The task –
Copy the rows from the one containing "What elements are" through the one containing "cell-midpoint: 6.50% xyxy=(1268,360,1318,380)", both included, without any change.

Supplied entries –
>> begin

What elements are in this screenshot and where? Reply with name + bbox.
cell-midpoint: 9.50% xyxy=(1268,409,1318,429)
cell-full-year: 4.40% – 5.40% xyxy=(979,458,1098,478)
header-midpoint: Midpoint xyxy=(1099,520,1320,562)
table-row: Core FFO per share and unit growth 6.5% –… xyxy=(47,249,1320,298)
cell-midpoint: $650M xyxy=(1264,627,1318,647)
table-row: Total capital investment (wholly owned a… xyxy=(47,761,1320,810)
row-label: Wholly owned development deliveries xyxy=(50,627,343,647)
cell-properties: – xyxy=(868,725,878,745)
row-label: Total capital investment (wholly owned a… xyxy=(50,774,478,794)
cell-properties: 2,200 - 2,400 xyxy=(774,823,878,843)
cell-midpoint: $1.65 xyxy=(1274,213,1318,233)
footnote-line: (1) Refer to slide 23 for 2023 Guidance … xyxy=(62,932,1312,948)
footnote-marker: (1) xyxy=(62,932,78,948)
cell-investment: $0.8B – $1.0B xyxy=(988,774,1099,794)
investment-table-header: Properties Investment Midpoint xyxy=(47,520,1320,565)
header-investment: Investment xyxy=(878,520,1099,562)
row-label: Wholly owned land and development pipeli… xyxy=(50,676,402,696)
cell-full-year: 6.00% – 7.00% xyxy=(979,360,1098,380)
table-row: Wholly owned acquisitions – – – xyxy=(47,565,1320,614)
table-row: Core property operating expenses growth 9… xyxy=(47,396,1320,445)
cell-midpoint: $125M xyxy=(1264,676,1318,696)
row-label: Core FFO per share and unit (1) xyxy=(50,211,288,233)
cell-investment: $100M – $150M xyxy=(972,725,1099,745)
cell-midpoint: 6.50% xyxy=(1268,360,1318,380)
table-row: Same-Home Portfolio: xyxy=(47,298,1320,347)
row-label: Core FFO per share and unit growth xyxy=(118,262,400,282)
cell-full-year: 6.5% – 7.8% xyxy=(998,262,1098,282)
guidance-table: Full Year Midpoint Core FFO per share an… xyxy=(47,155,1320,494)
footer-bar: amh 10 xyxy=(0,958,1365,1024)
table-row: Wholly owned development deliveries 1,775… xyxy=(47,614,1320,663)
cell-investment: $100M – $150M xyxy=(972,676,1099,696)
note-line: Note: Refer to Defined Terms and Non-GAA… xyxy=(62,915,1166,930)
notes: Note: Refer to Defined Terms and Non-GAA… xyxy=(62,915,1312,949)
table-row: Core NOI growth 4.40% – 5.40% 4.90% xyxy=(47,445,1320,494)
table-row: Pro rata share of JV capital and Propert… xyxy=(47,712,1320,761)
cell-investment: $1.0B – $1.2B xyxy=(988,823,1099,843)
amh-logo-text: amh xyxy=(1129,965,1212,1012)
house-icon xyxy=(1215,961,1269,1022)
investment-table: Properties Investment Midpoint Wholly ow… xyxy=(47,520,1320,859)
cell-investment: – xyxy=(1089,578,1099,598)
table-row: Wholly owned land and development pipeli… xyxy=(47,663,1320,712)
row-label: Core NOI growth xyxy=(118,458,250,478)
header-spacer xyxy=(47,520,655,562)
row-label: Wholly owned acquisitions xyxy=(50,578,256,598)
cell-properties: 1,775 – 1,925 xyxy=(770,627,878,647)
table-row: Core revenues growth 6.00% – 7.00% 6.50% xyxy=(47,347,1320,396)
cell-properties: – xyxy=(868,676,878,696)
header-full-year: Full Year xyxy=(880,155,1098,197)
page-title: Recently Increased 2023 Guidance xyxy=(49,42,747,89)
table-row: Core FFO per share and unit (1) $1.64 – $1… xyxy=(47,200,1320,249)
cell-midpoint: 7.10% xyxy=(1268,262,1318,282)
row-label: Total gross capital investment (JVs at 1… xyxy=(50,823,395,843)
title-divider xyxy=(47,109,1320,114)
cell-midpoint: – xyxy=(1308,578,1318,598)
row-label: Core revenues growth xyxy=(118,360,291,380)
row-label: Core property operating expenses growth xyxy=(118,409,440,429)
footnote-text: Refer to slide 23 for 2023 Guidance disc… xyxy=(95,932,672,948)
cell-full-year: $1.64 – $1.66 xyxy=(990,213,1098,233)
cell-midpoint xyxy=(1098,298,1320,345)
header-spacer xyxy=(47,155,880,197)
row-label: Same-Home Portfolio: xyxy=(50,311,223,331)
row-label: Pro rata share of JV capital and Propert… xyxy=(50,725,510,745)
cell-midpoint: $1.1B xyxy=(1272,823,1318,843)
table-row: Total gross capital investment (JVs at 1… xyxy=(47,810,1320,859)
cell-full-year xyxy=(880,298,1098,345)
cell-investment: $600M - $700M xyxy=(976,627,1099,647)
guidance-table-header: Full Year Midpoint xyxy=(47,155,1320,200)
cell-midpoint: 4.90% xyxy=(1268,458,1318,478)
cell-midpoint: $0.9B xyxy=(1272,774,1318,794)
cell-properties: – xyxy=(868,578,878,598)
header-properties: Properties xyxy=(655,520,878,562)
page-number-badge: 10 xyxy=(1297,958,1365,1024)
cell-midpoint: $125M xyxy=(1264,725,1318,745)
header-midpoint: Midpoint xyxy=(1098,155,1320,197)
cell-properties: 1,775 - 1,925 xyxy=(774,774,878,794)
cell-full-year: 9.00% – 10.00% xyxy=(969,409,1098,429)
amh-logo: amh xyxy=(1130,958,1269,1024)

>> end
>> begin

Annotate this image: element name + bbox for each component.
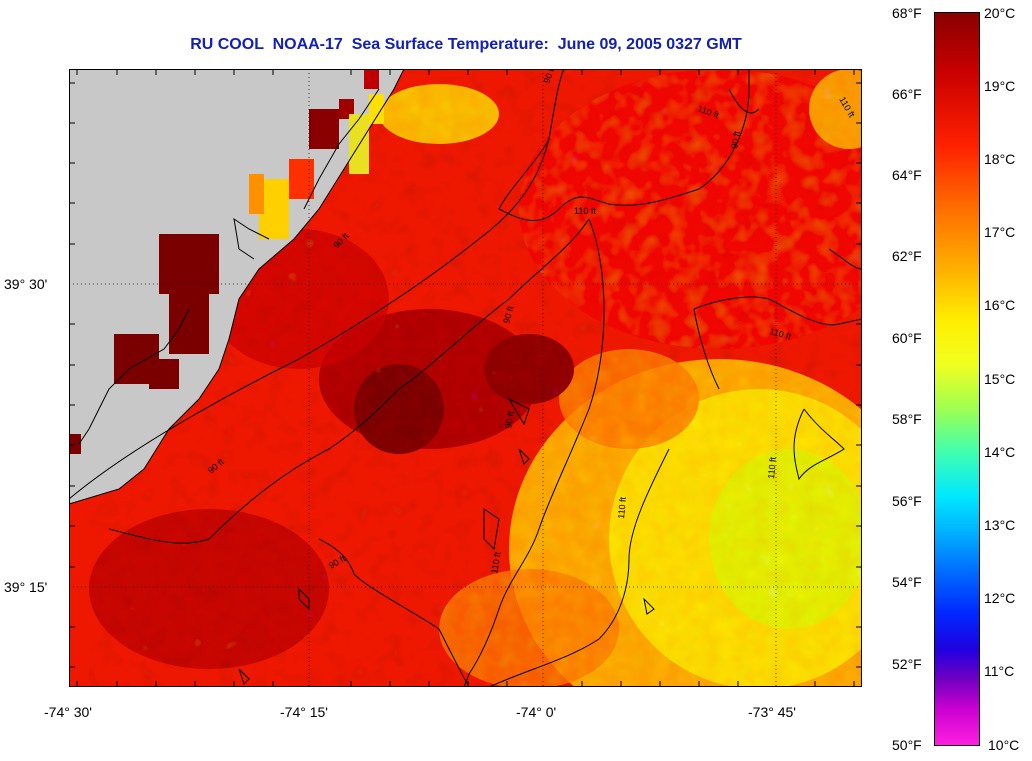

>> end

Response for this exercise –
What elements are in this screenshot and where? Reply with name + bbox.
cell-midpoint: 9.50% xyxy=(1268,409,1318,429)
cell-full-year: 4.40% – 5.40% xyxy=(979,458,1098,478)
header-midpoint: Midpoint xyxy=(1099,520,1320,562)
table-row: Core FFO per share and unit growth 6.5% –… xyxy=(47,249,1320,298)
cell-midpoint: $650M xyxy=(1264,627,1318,647)
table-row: Total capital investment (wholly owned a… xyxy=(47,761,1320,810)
row-label: Wholly owned development deliveries xyxy=(50,627,343,647)
cell-properties: – xyxy=(868,725,878,745)
row-label: Total capital investment (wholly owned a… xyxy=(50,774,478,794)
cell-properties: 2,200 - 2,400 xyxy=(774,823,878,843)
cell-midpoint: $1.65 xyxy=(1274,213,1318,233)
footnote-line: (1) Refer to slide 23 for 2023 Guidance … xyxy=(62,932,1312,948)
footnote-marker: (1) xyxy=(62,932,78,948)
cell-investment: $0.8B – $1.0B xyxy=(988,774,1099,794)
investment-table-header: Properties Investment Midpoint xyxy=(47,520,1320,565)
header-investment: Investment xyxy=(878,520,1099,562)
row-label: Wholly owned land and development pipeli… xyxy=(50,676,402,696)
cell-full-year: 6.00% – 7.00% xyxy=(979,360,1098,380)
table-row: Wholly owned acquisitions – – – xyxy=(47,565,1320,614)
table-row: Core property operating expenses growth 9… xyxy=(47,396,1320,445)
cell-midpoint: $125M xyxy=(1264,676,1318,696)
row-label: Core FFO per share and unit (1) xyxy=(50,211,288,233)
cell-investment: $100M – $150M xyxy=(972,725,1099,745)
cell-midpoint: 6.50% xyxy=(1268,360,1318,380)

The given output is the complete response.